• **Goal**
Copy out the passage below about ministry as a trans person, word for word and in full.

• **Document excerpt**
※

That’s what ministry to the trans communities can feel like.
That’s what ministry as a trans person can feel like: that what is
done seems so small, so meaningless. It’s like the “cold and broken
Hallelujahs” that Leonard Cohen wrote about. While we know that
being part of the Body of Christ means that fear and death and sin
have been conquered, we who are trans live with the fear of sin and
death even as we praise God. While we know that we are all one in the
Body of Christ, we who are trans know there are many who force
distinctions and divisions upon us, and we still praise God. We
praise God when we go to bed at night because we’ve literally
survived another day. And yet, and yet: our praise and gratitude
seems so hollow when we read in the news of another trans murder, or
suicide, or another child facing torment at school, or another
legislator passing laws forbidding us from using public restrooms.
Our prayers seem for naught, and our work seems so small.

Not all forms of activism and ministry might be easily noticeable.

※

• **Entries supplied**
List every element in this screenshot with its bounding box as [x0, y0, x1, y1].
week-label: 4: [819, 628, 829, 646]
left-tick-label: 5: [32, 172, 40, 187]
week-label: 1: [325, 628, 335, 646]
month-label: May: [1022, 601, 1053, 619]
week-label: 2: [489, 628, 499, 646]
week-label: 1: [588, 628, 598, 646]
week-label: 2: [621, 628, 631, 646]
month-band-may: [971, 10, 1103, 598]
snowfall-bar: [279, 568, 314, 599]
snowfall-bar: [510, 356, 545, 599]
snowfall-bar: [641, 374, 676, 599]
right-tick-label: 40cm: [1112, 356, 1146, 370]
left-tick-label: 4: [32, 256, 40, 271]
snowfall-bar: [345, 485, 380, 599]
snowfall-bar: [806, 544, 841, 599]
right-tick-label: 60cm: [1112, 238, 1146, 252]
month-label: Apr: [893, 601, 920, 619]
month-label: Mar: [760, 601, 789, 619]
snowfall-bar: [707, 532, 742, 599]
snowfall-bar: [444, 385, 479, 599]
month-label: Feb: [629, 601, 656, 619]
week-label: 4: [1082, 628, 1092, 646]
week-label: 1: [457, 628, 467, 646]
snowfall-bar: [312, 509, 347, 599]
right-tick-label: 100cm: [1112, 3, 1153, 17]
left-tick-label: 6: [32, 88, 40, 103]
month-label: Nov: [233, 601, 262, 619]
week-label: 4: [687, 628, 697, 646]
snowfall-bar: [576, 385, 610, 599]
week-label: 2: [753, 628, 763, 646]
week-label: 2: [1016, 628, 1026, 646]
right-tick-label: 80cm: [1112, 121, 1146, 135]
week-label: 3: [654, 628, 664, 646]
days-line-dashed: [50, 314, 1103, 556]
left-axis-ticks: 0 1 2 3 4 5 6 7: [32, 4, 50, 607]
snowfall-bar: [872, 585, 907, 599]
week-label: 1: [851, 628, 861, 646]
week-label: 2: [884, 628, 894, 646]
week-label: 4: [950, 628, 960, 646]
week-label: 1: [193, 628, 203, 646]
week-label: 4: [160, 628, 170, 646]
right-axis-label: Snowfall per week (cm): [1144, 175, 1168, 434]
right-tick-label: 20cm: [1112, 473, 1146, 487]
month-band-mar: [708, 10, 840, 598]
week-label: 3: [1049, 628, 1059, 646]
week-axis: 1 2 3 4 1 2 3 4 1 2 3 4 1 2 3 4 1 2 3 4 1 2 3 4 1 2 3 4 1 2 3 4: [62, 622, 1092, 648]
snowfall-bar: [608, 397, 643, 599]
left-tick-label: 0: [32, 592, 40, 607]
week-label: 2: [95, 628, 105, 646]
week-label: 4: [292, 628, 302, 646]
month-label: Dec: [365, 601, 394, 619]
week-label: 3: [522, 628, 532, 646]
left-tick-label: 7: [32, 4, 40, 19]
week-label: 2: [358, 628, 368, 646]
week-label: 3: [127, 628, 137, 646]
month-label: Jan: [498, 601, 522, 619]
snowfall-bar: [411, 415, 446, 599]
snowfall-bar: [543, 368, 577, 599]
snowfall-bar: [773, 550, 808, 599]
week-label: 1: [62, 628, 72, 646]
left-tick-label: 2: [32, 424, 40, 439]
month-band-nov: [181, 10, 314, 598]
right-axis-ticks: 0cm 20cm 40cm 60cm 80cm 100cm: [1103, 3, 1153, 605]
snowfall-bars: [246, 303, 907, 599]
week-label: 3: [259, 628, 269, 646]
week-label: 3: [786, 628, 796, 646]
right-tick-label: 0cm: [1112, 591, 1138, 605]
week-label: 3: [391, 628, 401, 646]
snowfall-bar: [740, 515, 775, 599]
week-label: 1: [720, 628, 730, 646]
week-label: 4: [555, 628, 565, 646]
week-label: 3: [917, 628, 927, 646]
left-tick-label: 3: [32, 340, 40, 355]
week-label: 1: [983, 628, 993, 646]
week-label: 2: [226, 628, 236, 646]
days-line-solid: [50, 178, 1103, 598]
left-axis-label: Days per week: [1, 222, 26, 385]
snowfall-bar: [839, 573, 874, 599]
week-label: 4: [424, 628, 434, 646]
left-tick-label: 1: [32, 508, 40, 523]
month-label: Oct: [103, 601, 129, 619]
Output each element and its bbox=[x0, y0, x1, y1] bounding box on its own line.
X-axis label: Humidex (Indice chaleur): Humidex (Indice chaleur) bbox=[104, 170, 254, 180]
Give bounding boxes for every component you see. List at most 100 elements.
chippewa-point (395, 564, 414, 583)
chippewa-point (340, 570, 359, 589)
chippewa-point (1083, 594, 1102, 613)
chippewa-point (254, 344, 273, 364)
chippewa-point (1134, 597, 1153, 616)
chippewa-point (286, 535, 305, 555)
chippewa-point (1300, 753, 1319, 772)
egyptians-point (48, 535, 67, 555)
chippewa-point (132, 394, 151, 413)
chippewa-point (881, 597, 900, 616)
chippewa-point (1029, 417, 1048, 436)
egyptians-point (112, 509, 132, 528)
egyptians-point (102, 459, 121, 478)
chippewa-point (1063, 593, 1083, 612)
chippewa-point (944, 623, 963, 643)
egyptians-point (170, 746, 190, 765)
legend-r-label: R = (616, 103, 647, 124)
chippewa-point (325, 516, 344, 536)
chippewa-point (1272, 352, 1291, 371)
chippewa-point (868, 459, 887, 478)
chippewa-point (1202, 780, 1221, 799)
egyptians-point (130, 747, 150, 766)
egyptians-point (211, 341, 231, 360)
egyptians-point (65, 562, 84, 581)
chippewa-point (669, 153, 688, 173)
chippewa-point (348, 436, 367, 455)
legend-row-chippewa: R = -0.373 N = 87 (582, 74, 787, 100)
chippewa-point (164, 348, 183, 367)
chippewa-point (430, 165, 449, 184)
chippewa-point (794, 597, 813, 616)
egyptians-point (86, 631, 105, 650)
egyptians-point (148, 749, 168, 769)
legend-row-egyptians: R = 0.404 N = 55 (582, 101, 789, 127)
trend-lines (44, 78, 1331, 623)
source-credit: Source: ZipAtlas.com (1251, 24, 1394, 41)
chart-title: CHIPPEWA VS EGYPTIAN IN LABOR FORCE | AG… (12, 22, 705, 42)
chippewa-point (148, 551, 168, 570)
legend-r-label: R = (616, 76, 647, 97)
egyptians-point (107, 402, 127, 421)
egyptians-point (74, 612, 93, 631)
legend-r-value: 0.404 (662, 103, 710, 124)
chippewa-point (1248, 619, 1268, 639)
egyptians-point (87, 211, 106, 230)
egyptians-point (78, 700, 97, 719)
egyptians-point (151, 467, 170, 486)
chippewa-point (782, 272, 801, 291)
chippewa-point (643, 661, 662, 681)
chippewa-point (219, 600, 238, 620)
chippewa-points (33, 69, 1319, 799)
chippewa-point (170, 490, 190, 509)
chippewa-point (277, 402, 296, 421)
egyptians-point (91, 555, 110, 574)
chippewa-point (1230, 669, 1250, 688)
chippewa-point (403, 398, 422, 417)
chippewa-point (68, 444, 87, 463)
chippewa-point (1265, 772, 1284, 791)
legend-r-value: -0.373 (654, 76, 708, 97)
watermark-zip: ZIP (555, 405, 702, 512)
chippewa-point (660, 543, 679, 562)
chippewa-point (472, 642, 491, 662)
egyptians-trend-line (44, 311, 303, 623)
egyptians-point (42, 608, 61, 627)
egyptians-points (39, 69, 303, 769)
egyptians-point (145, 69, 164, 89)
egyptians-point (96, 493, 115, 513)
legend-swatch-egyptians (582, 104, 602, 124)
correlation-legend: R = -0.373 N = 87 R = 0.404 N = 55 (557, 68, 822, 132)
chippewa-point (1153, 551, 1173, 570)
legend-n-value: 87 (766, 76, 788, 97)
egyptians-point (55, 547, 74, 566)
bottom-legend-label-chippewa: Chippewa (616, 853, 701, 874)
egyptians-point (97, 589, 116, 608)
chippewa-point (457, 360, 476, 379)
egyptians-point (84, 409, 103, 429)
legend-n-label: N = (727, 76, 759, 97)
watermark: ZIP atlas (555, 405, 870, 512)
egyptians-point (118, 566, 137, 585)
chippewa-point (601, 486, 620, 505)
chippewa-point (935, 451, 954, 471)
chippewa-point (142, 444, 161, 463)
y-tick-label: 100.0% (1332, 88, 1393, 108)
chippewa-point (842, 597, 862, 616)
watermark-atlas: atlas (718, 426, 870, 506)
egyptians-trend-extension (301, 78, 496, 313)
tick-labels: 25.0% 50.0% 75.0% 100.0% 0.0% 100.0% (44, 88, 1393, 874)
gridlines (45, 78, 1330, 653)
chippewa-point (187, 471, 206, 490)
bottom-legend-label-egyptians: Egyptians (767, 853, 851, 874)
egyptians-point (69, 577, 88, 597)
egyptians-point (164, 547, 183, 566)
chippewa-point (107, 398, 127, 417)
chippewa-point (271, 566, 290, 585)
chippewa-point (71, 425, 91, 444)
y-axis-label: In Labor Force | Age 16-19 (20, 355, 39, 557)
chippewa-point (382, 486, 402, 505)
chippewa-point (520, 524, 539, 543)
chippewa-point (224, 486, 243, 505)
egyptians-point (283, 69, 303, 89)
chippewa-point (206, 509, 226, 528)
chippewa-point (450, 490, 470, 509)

※

• **Answer for the task**
That’s what ministry to the trans communities can feel like.
That’s what ministry as a trans person can feel like: that what is
done seems so small, so meaningless. It’s like the “cold and broken
Hallelujahs” that Leonard Cohen wrote about. While we know that
being part of the Body of Christ means that fear and death and sin
have been conquered, we who are trans live with the fear of sin and
death even as we praise God. While we know that we are all one in the
Body of Christ, we who are trans know there are many who force
distinctions and divisions upon us, and we still praise God. We
praise God when we go to bed at night because we’ve literally
survived another day. And yet, and yet: our praise and gratitude
seems so hollow when we read in the news of another trans murder, or
suicide, or another child facing torment at school, or another
legislator passing laws forbidding us from using public restrooms.
Our prayers seem for naught, and our work seems so small.

Not all forms of activism and ministry might be easily noticeable.